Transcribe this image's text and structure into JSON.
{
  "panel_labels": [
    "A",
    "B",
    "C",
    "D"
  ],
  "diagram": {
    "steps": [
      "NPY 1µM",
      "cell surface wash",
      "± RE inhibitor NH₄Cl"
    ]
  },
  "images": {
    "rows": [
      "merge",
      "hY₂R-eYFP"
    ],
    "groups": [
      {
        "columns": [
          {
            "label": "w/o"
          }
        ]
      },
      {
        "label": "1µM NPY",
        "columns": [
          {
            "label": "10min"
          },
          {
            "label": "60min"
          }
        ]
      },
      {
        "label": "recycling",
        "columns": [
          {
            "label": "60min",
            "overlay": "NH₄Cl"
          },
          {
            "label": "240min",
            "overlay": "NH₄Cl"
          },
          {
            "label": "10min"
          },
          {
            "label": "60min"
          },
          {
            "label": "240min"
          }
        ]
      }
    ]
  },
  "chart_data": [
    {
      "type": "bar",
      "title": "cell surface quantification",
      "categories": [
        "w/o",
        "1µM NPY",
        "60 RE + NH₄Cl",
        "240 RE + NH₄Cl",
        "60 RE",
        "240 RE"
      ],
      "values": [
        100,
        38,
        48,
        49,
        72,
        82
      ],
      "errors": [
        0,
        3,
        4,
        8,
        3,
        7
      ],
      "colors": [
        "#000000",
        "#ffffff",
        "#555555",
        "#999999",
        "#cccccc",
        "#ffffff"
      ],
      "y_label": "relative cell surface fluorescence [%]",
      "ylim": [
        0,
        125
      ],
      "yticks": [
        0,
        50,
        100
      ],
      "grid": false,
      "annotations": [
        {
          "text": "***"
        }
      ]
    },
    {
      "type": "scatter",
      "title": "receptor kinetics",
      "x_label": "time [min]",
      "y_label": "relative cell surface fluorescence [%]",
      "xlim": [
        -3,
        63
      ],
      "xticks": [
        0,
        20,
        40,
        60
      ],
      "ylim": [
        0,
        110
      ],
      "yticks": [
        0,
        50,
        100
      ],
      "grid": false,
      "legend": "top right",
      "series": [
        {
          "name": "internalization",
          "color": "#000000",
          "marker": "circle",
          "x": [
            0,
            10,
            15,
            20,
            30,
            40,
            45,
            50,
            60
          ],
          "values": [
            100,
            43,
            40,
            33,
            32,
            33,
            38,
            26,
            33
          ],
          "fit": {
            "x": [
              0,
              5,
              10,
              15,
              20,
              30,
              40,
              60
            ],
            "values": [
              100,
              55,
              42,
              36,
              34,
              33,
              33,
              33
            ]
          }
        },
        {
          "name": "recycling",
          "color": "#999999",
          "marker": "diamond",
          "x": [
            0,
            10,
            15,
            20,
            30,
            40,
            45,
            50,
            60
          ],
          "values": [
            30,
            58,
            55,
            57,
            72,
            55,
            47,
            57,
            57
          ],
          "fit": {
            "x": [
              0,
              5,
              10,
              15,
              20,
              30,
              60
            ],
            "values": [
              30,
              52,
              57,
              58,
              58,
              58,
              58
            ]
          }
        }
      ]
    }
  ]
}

_EXERCISE OBJECTIVE:_
From the records above, pull out each line that has "title".

_SOLVED PROBLEM:_
      "title": "cell surface quantification",
      "title": "receptor kinetics",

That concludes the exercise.